Can you restate the records below word for word?
┌─ Input for this task
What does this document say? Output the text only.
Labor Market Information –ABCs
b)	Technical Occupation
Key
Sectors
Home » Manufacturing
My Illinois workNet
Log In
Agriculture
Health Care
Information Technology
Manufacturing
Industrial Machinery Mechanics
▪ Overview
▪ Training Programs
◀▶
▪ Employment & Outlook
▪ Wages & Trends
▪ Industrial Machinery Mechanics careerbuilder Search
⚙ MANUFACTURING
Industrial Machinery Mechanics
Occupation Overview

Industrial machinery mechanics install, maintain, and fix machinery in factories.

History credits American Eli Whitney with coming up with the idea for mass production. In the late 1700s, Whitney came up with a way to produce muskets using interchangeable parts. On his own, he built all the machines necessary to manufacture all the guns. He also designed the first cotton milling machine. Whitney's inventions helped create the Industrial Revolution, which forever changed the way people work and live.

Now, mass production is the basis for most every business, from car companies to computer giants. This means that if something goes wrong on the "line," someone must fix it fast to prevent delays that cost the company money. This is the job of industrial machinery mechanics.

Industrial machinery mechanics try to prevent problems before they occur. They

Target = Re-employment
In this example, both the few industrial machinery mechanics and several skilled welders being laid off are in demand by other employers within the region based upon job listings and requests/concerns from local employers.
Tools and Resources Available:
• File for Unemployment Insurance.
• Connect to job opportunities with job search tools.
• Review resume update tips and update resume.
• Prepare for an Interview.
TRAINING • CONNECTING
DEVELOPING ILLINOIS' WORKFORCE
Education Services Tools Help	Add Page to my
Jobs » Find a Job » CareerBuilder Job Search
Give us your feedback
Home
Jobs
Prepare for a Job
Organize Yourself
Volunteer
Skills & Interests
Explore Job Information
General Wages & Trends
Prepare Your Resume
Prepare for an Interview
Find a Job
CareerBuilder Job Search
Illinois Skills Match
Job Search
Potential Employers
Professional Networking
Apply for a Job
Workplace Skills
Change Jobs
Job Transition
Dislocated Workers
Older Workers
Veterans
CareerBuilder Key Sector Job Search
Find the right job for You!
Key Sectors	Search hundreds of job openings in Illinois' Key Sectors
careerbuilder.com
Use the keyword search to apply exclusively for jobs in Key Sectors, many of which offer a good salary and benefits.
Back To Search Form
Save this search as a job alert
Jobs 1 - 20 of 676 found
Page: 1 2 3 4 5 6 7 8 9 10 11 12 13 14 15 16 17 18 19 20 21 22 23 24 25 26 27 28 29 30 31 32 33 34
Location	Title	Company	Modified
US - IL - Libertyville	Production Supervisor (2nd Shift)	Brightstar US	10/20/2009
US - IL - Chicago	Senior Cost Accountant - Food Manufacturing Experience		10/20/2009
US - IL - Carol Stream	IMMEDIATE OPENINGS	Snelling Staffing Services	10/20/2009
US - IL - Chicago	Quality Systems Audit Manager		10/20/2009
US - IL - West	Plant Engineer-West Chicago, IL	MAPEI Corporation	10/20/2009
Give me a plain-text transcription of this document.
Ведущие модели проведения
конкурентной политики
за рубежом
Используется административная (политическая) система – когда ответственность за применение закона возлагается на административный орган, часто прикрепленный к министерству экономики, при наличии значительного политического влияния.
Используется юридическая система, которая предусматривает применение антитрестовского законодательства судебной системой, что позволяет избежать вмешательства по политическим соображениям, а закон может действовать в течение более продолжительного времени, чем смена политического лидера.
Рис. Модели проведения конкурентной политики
└─
### Task response
What does this document say? Output the text only.
Labor Market Information –ABCs
b)	Technical Occupation
Key
Sectors
Home » Manufacturing
My Illinois workNet
Log In
Agriculture
Health Care
Information Technology
Manufacturing
Industrial Machinery Mechanics
▪ Overview
▪ Training Programs
◀▶
▪ Employment & Outlook
▪ Wages & Trends
▪ Industrial Machinery Mechanics careerbuilder Search
⚙ MANUFACTURING
Industrial Machinery Mechanics
Occupation Overview

Industrial machinery mechanics install, maintain, and fix machinery in factories.

History credits American Eli Whitney with coming up with the idea for mass production. In the late 1700s, Whitney came up with a way to produce muskets using interchangeable parts. On his own, he built all the machines necessary to manufacture all the guns. He also designed the first cotton milling machine. Whitney's inventions helped create the Industrial Revolution, which forever changed the way people work and live.

Now, mass production is the basis for most every business, from car companies to computer giants. This means that if something goes wrong on the "line," someone must fix it fast to prevent delays that cost the company money. This is the job of industrial machinery mechanics.

Industrial machinery mechanics try to prevent problems before they occur. They

Target = Re-employment
In this example, both the few industrial machinery mechanics and several skilled welders being laid off are in demand by other employers within the region based upon job listings and requests/concerns from local employers.
Tools and Resources Available:
• File for Unemployment Insurance.
• Connect to job opportunities with job search tools.
• Review resume update tips and update resume.
• Prepare for an Interview.
TRAINING • CONNECTING
DEVELOPING ILLINOIS' WORKFORCE
Education Services Tools Help	Add Page to my
Jobs » Find a Job » CareerBuilder Job Search
Give us your feedback
Home
Jobs
Prepare for a Job
Organize Yourself
Volunteer
Skills & Interests
Explore Job Information
General Wages & Trends
Prepare Your Resume
Prepare for an Interview
Find a Job
CareerBuilder Job Search
Illinois Skills Match
Job Search
Potential Employers
Professional Networking
Apply for a Job
Workplace Skills
Change Jobs
Job Transition
Dislocated Workers
Older Workers
Veterans
CareerBuilder Key Sector Job Search
Find the right job for You!
Key Sectors	Search hundreds of job openings in Illinois' Key Sectors
careerbuilder.com
Use the keyword search to apply exclusively for jobs in Key Sectors, many of which offer a good salary and benefits.
Back To Search Form
Save this search as a job alert
Jobs 1 - 20 of 676 found
Page: 1 2 3 4 5 6 7 8 9 10 11 12 13 14 15 16 17 18 19 20 21 22 23 24 25 26 27 28 29 30 31 32 33 34
Location	Title	Company	Modified
US - IL - Libertyville	Production Supervisor (2nd Shift)	Brightstar US	10/20/2009
US - IL - Chicago	Senior Cost Accountant - Food Manufacturing Experience		10/20/2009
US - IL - Carol Stream	IMMEDIATE OPENINGS	Snelling Staffing Services	10/20/2009
US - IL - Chicago	Quality Systems Audit Manager		10/20/2009
US - IL - West	Plant Engineer-West Chicago, IL	MAPEI Corporation	10/20/2009
Give me a plain-text transcription of this document.
Ведущие модели проведения
конкурентной политики
за рубежом
Используется административная (политическая) система – когда ответственность за применение закона возлагается на административный орган, часто прикрепленный к министерству экономики, при наличии значительного политического влияния.
Используется юридическая система, которая предусматривает применение антитрестовского законодательства судебной системой, что позволяет избежать вмешательства по политическим соображениям, а закон может действовать в течение более продолжительного времени, чем смена политического лидера.
Рис. Модели проведения конкурентной политики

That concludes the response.